# Directions
For the material that follows, list every line containing the word "create".

# Material for this task
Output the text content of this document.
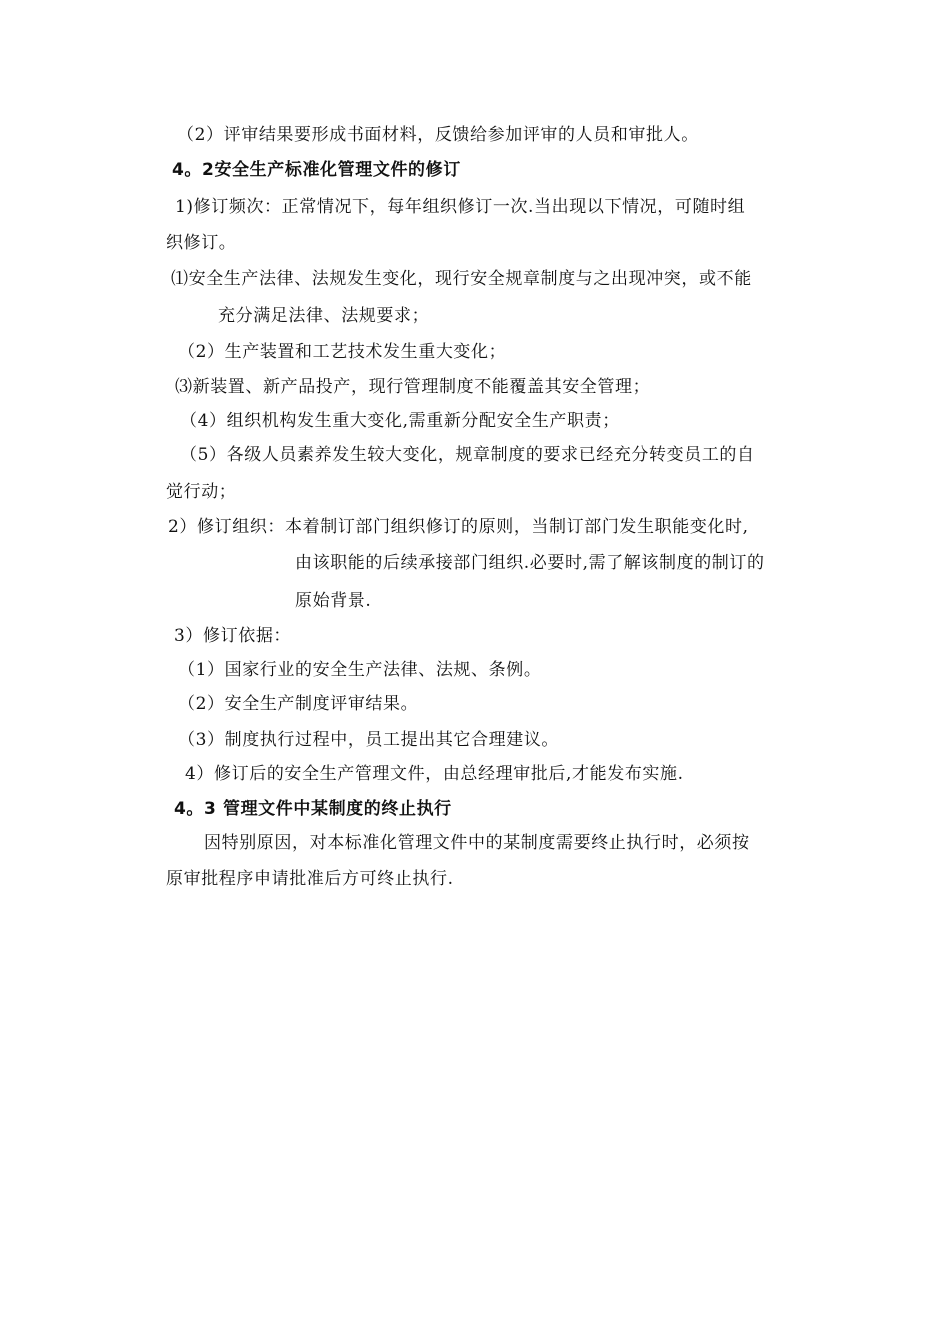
（2）评审结果要形成书面材料，反馈给参加评审的人员和审批人。

4。2安全生产标准化管理文件的修订

1)修订频次：正常情况下，每年组织修订一次.当出现以下情况，可随时组

织修订。

⑴安全生产法律、法规发生变化，现行安全规章制度与之出现冲突，或不能

充分满足法律、法规要求；

（2）生产装置和工艺技术发生重大变化；

⑶新装置、新产品投产，现行管理制度不能覆盖其安全管理；

（4）组织机构发生重大变化,需重新分配安全生产职责；

（5）各级人员素养发生较大变化，规章制度的要求已经充分转变员工的自

觉行动；

2）修订组织：本着制订部门组织修订的原则，当制订部门发生职能变化时,

由该职能的后续承接部门组织.必要时,需了解该制度的制订的

原始背景.

3）修订依据：

（1）国家行业的安全生产法律、法规、条例。

（2）安全生产制度评审结果。

（3）制度执行过程中，员工提出其它合理建议。

4）修订后的安全生产管理文件，由总经理审批后,才能发布实施.

4。3 管理文件中某制度的终止执行

因特别原因，对本标准化管理文件中的某制度需要终止执行时，必须按

原审批程序申请批准后方可终止执行.
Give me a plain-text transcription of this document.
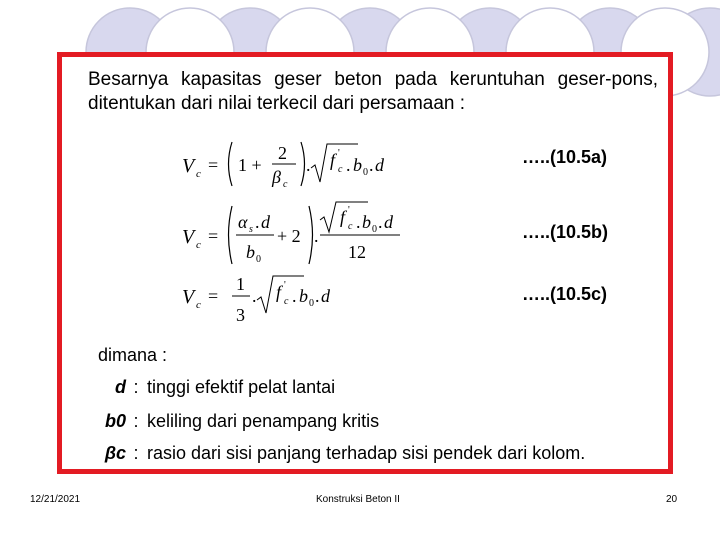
Besarnya kapasitas geser beton pada keruntuhan geser-pons, ditentukan dari nilai terkecil dari persamaan :
V c = 1 +
2
β c
. f '
c . b 0 . d	…..(10.5a)
V c =
α s . d
b 0
+ 2 .
f '
c . b 0 . d
12
…..(10.5b)
V c =
1
3
. f '
c . b 0 . d	…..(10.5c)
dimana :
d : tinggi efektif pelat lantai
b0 : keliling dari penampang kritis
βc : rasio dari sisi panjang terhadap sisi pendek dari kolom.
12/21/2021	Konstruksi Beton II	20
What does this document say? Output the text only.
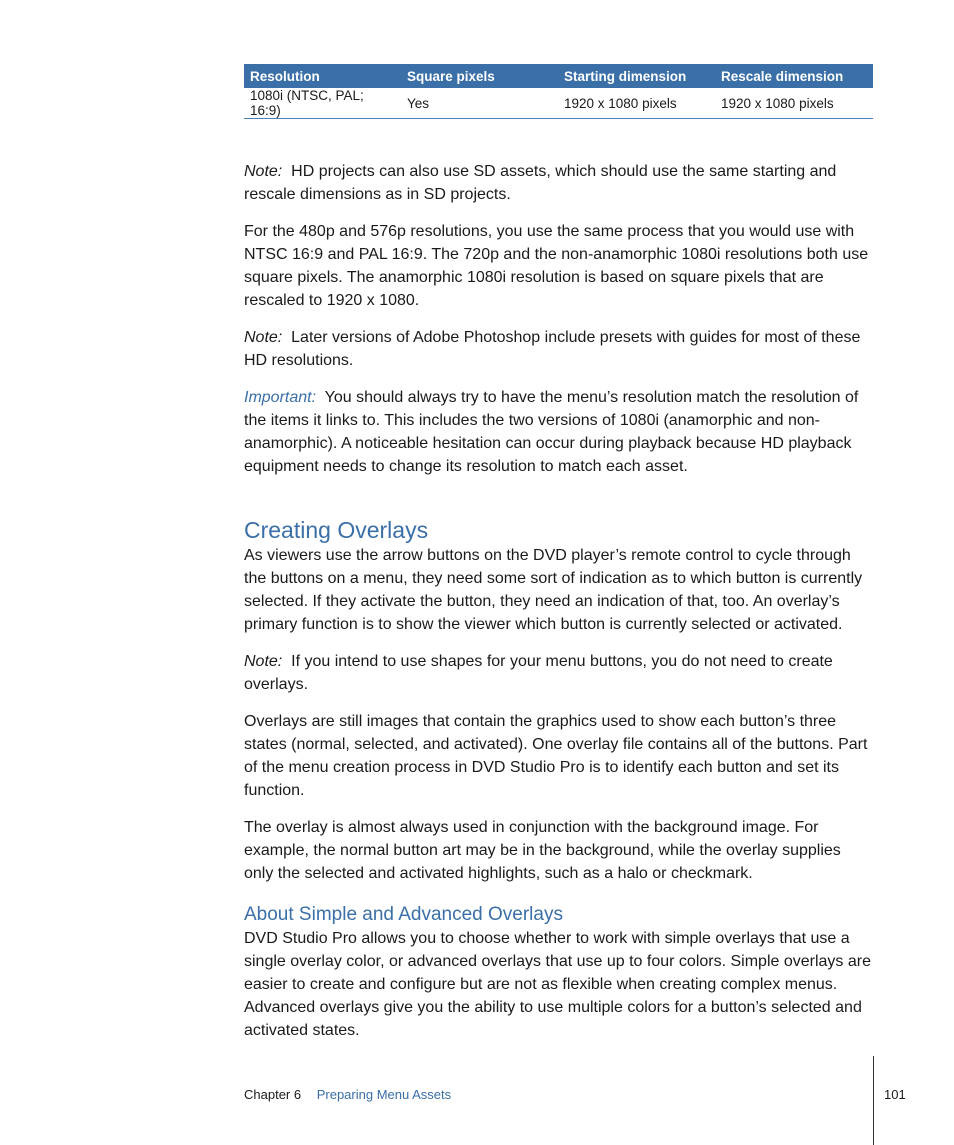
Resolution	Square pixels	Starting dimension	Rescale dimension
1080i (NTSC, PAL; 16:9)	Yes	1920 x 1080 pixels	1920 x 1080 pixels

Note: HD projects can also use SD assets, which should use the same starting and rescale dimensions as in SD projects.

For the 480p and 576p resolutions, you use the same process that you would use with NTSC 16:9 and PAL 16:9. The 720p and the non-anamorphic 1080i resolutions both use square pixels. The anamorphic 1080i resolution is based on square pixels that are rescaled to 1920 x 1080.

Note: Later versions of Adobe Photoshop include presets with guides for most of these HD resolutions.

Important: You should always try to have the menu’s resolution match the resolution of the items it links to. This includes the two versions of 1080i (anamorphic and non-anamorphic). A noticeable hesitation can occur during playback because HD playback equipment needs to change its resolution to match each asset.

Creating Overlays

As viewers use the arrow buttons on the DVD player’s remote control to cycle through the buttons on a menu, they need some sort of indication as to which button is currently selected. If they activate the button, they need an indication of that, too. An overlay’s primary function is to show the viewer which button is currently selected or activated.

Note: If you intend to use shapes for your menu buttons, you do not need to create overlays.

Overlays are still images that contain the graphics used to show each button’s three states (normal, selected, and activated). One overlay file contains all of the buttons. Part of the menu creation process in DVD Studio Pro is to identify each button and set its function.

The overlay is almost always used in conjunction with the background image. For example, the normal button art may be in the background, while the overlay supplies only the selected and activated highlights, such as a halo or checkmark.

About Simple and Advanced Overlays

DVD Studio Pro allows you to choose whether to work with simple overlays that use a single overlay color, or advanced overlays that use up to four colors. Simple overlays are easier to create and configure but are not as flexible when creating complex menus. Advanced overlays give you the ability to use multiple colors for a button’s selected and activated states.

Chapter 6 Preparing Menu Assets	101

# Task answer
Note: If you intend to use shapes for your menu buttons, you do not need to create overlays.
DVD Studio Pro allows you to choose whether to work with simple overlays that use a single overlay color, or advanced overlays that use up to four colors. Simple overlays are easier to create and configure but are not as flexible when creating complex menus. Advanced overlays give you the ability to use multiple colors for a button’s selected and activated states.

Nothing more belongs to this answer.